AIM OF THE EXERCISE
In the commentary below, rewrite the stretch starting at "Neither cast ye" and ending at "use common sense.", replacing "swine" with "pigs".

Neither cast ye your pearls before swine. The swine were also unclean. They would have no use for pearls, and perhaps would rush upon those who scattered the pearls. So, too, there are men so dull, imbruted and senseless, as to reject the pearls of truth. It is our duty to help and to try to save others, but we must use common sense.
Ask, . . . seek, . . . knock. The terms are here used with reference to prayer, and these constitute a climax. "Ask" implies a simple petition. "Seek" indicates an earnest search. "Knock" shows perseverance in spite of hindrances. The three represent earnest prayer. For every one that asketh receiveth, etc. Every one of the class concerning whom the Savior speaks. That class is those who can say, "Our Father in heaven; Hallowed be thy name; Thy will be done" (Mt 6:9,10). If his son shall ask bread, will he give him a stone? The assurance of an answer to prayer is based on the fact that God is our Father. He treats his children as a good and wise earthly parent would. No kind parent would mock his child by answering his cry for bread with stones. Bread and fish were the chief articles of food of the Galilean peasant. If ye then, being evil. Men who have the natural affection of parents, even though sinful men, will not do such things. Whoever believes that the term "Father", as applied to God, is more than a figure of speech, must believe in prayer.

Give good gifts. Lu 11:13, in the parallel passage, says, instead of "good gifts", "the Holy Spirit", as though this is heaven's greatest blessing.

MATERIAL PROVIDED
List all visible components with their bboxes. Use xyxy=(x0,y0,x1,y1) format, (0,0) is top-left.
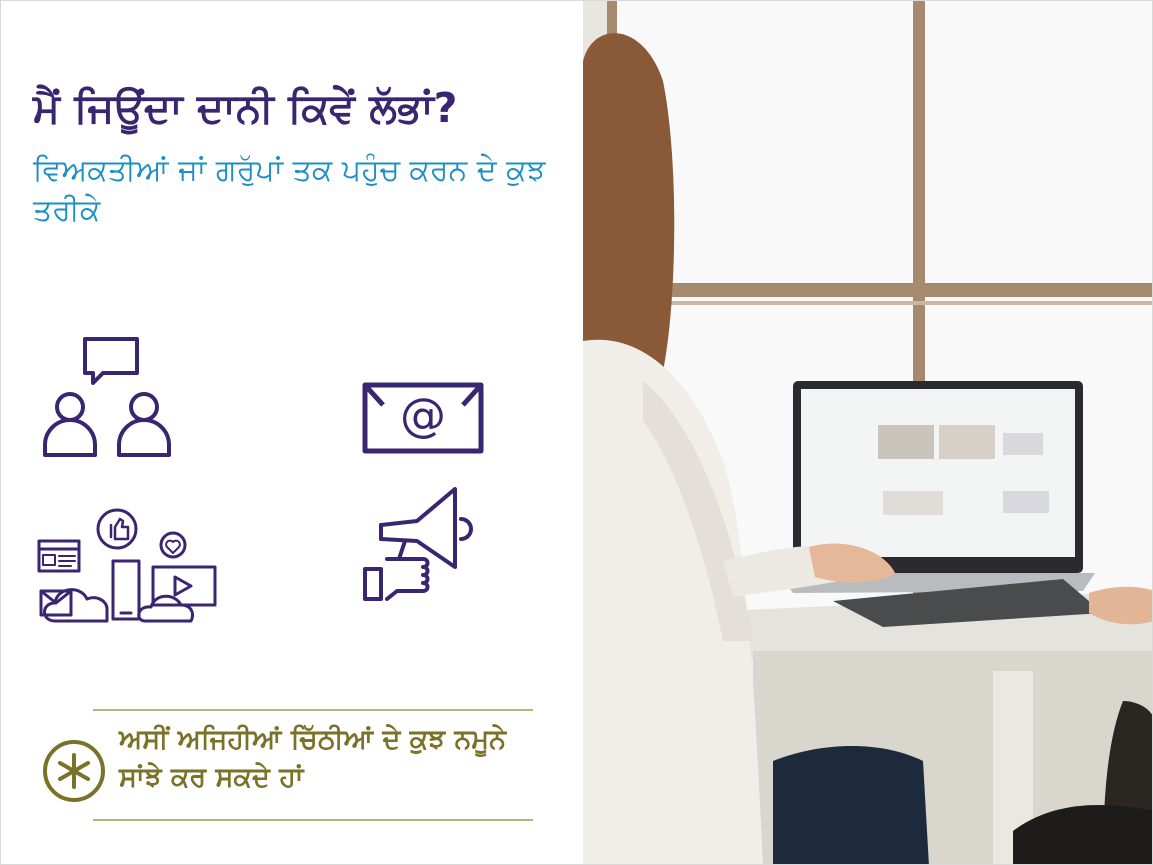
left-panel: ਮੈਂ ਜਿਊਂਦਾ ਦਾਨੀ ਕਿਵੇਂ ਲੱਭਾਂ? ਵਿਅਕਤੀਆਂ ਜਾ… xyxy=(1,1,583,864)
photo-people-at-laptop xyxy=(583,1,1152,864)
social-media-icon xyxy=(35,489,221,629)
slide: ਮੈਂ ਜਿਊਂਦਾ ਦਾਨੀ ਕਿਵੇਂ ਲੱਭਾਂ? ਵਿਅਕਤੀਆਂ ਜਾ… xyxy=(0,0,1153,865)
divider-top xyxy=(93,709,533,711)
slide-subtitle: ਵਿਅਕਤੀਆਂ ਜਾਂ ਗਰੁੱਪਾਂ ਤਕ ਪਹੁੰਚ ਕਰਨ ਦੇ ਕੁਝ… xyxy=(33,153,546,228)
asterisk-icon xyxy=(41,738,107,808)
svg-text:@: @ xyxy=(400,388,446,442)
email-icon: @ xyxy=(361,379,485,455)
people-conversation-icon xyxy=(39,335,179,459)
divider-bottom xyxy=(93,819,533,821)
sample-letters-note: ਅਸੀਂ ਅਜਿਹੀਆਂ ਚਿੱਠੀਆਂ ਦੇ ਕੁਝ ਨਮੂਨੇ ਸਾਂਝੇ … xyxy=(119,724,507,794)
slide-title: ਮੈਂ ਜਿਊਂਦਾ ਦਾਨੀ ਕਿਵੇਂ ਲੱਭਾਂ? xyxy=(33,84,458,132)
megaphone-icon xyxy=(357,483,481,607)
==
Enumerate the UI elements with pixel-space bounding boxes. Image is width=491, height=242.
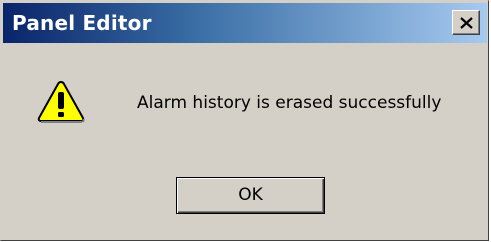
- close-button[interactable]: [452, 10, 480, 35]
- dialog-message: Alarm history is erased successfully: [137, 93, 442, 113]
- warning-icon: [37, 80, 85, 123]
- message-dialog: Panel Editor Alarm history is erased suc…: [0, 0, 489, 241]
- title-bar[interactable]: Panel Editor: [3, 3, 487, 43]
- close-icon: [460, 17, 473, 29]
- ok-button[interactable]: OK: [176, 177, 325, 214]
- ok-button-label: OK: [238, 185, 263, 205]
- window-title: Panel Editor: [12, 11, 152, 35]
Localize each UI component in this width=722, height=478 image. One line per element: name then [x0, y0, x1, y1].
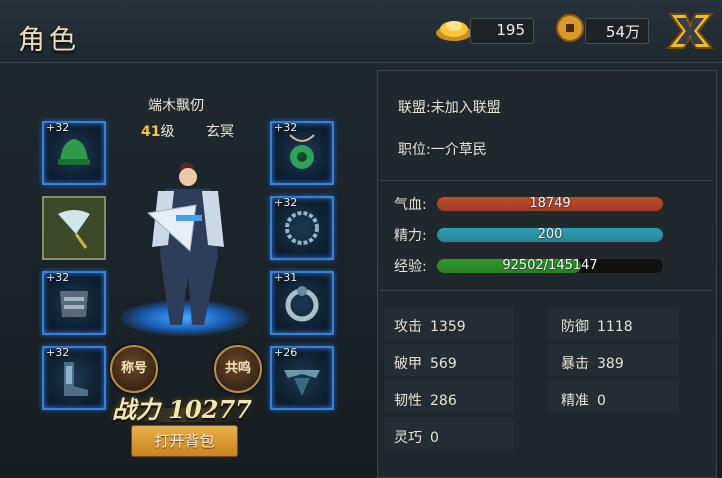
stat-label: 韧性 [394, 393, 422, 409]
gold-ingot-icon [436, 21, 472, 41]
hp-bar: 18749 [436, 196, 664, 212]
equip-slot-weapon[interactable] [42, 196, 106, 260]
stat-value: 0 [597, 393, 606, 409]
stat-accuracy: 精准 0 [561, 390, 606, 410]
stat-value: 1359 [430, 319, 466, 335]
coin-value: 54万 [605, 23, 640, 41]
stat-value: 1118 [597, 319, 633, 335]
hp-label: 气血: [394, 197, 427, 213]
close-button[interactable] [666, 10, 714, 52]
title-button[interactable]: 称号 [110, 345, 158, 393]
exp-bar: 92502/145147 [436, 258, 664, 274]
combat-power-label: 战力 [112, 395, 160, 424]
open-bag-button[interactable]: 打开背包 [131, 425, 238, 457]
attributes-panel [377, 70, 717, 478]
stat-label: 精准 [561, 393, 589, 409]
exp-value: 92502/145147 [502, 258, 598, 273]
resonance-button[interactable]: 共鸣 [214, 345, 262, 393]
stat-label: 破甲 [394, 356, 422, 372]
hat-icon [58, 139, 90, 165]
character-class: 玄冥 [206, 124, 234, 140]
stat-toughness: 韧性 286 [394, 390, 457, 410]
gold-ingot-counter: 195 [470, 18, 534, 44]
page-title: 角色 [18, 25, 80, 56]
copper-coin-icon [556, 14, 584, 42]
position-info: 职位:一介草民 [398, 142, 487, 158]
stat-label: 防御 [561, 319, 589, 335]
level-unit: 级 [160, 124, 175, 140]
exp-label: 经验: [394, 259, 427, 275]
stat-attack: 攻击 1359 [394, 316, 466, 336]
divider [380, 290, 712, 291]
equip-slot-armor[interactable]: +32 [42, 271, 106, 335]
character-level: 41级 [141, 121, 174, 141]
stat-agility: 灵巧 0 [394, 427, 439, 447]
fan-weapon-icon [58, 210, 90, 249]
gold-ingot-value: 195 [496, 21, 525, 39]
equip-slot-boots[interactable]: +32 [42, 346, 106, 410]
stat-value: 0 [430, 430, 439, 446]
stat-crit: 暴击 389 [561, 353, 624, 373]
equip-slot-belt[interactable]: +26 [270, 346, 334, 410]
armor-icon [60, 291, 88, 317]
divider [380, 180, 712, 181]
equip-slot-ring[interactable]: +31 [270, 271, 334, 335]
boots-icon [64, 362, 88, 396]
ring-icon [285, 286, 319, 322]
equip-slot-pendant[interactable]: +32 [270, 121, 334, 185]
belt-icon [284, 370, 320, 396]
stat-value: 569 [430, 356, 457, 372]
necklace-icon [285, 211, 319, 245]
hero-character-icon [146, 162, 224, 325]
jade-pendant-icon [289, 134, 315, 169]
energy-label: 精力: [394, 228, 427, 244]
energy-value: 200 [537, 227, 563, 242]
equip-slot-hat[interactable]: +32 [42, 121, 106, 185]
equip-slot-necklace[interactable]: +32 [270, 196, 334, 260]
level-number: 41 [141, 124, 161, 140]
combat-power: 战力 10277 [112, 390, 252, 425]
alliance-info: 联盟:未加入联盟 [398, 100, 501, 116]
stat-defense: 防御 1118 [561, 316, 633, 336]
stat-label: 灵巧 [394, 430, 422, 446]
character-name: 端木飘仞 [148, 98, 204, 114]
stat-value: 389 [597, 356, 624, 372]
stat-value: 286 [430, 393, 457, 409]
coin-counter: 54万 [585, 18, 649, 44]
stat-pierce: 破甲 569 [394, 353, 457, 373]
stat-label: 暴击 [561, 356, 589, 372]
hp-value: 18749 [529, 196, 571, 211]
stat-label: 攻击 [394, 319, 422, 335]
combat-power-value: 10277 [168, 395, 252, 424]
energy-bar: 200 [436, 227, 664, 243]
==
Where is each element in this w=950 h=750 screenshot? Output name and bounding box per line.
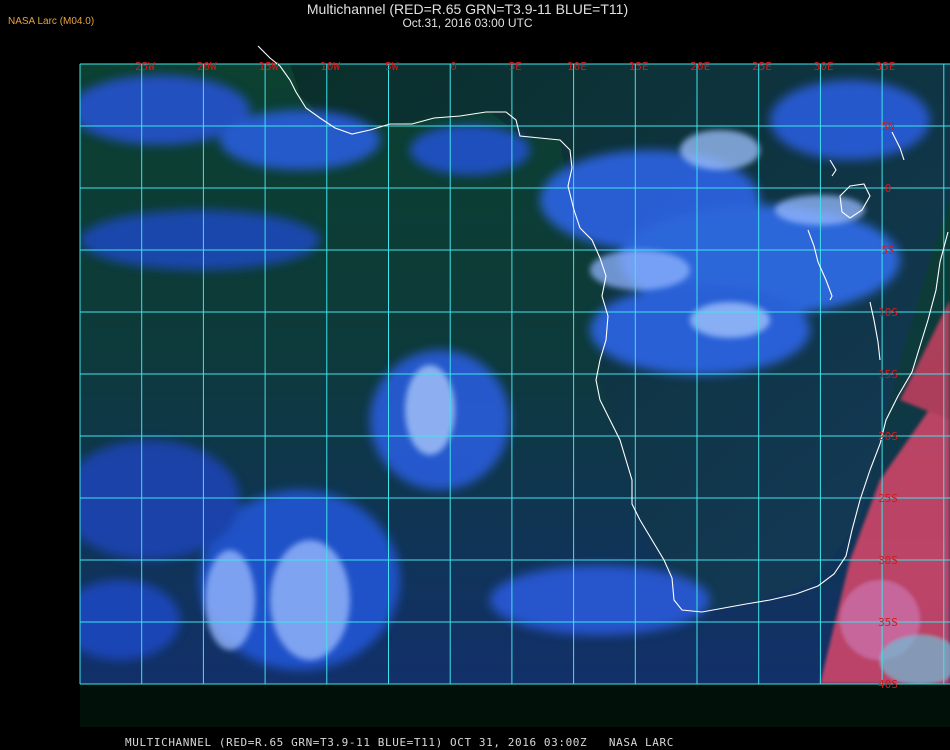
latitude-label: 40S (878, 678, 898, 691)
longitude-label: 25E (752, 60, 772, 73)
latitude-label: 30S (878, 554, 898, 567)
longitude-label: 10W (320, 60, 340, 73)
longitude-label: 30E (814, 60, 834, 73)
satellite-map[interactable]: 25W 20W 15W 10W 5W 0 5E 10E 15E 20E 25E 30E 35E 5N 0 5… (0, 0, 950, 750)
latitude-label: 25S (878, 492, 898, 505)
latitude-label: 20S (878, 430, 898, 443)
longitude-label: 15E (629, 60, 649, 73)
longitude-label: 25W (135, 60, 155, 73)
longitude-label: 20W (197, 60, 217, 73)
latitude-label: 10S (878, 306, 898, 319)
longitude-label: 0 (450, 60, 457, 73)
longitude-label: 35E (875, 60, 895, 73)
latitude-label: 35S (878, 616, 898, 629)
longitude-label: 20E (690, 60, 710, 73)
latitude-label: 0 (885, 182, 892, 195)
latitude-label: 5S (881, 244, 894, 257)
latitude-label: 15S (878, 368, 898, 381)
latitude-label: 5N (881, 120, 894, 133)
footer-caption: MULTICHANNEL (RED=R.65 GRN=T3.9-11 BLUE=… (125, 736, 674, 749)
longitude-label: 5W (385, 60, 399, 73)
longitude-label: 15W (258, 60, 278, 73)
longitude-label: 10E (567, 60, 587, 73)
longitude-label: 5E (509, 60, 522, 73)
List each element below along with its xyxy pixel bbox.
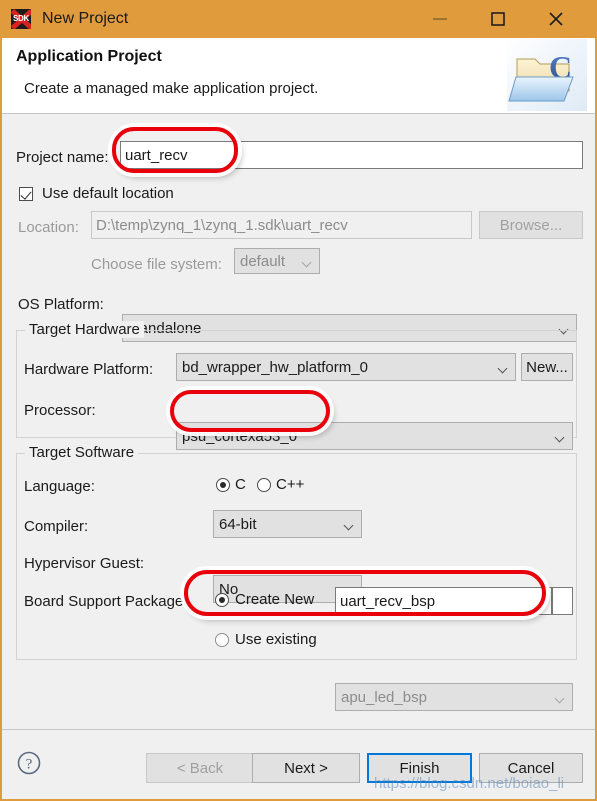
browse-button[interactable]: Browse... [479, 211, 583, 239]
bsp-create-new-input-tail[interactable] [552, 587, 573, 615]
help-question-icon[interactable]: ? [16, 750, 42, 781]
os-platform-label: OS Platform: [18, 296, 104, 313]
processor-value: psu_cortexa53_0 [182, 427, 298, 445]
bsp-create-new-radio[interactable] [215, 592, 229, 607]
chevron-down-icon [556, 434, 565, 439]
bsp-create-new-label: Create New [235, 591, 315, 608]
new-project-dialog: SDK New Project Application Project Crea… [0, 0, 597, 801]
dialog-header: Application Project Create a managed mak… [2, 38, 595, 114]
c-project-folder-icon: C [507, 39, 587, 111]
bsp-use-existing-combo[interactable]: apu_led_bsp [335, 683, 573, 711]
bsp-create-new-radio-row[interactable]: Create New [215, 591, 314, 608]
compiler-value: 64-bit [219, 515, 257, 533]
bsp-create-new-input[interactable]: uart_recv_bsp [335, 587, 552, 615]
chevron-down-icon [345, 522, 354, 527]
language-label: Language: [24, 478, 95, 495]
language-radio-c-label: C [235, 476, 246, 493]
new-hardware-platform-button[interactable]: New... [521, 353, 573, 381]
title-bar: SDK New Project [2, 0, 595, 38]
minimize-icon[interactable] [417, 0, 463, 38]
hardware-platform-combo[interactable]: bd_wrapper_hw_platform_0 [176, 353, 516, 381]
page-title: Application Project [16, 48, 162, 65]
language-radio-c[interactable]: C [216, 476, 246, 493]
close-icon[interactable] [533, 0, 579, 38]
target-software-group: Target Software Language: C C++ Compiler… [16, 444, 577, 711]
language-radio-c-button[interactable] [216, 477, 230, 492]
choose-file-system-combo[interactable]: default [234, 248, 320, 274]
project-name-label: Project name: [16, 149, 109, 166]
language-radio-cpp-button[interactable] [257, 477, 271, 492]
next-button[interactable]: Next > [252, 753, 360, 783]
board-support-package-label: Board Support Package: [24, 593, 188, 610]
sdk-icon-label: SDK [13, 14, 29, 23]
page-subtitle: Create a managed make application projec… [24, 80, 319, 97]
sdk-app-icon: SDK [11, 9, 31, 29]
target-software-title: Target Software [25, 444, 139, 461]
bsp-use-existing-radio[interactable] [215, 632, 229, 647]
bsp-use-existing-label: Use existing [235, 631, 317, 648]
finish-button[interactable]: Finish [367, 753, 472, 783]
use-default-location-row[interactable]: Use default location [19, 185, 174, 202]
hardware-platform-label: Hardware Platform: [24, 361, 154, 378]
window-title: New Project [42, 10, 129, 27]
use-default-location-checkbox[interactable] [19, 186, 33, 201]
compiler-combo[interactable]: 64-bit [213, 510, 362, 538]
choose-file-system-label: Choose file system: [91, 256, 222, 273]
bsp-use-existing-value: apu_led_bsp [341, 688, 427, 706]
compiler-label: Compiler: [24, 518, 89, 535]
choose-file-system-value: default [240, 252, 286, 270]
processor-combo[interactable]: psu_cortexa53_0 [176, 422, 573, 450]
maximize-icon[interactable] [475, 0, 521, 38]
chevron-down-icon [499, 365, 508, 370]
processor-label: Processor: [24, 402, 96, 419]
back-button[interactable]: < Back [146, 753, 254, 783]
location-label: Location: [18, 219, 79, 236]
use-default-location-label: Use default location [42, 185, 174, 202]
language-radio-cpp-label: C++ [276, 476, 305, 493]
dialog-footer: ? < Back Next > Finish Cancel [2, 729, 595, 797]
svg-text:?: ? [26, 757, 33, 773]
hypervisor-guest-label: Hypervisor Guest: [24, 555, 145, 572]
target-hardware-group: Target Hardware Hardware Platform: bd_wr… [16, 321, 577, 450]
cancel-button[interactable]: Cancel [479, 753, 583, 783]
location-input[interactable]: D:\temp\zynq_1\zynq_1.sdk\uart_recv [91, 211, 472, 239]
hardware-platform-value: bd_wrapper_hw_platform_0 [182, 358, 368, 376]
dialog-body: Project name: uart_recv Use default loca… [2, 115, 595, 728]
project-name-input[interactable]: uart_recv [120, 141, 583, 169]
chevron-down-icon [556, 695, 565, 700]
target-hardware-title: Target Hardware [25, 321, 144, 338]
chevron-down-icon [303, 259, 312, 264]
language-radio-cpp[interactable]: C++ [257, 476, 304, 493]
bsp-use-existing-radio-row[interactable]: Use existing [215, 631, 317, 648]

FINISHED ANSWER
Neither cast ye your pearls before pigs. The pigs were also unclean. They would have no use for pearls, and perhaps would rush upon those who scattered the pearls. So, too, there are men so dull, imbruted and senseless, as to reject the pearls of truth. It is our duty to help and to try to save others, but we must use common sense.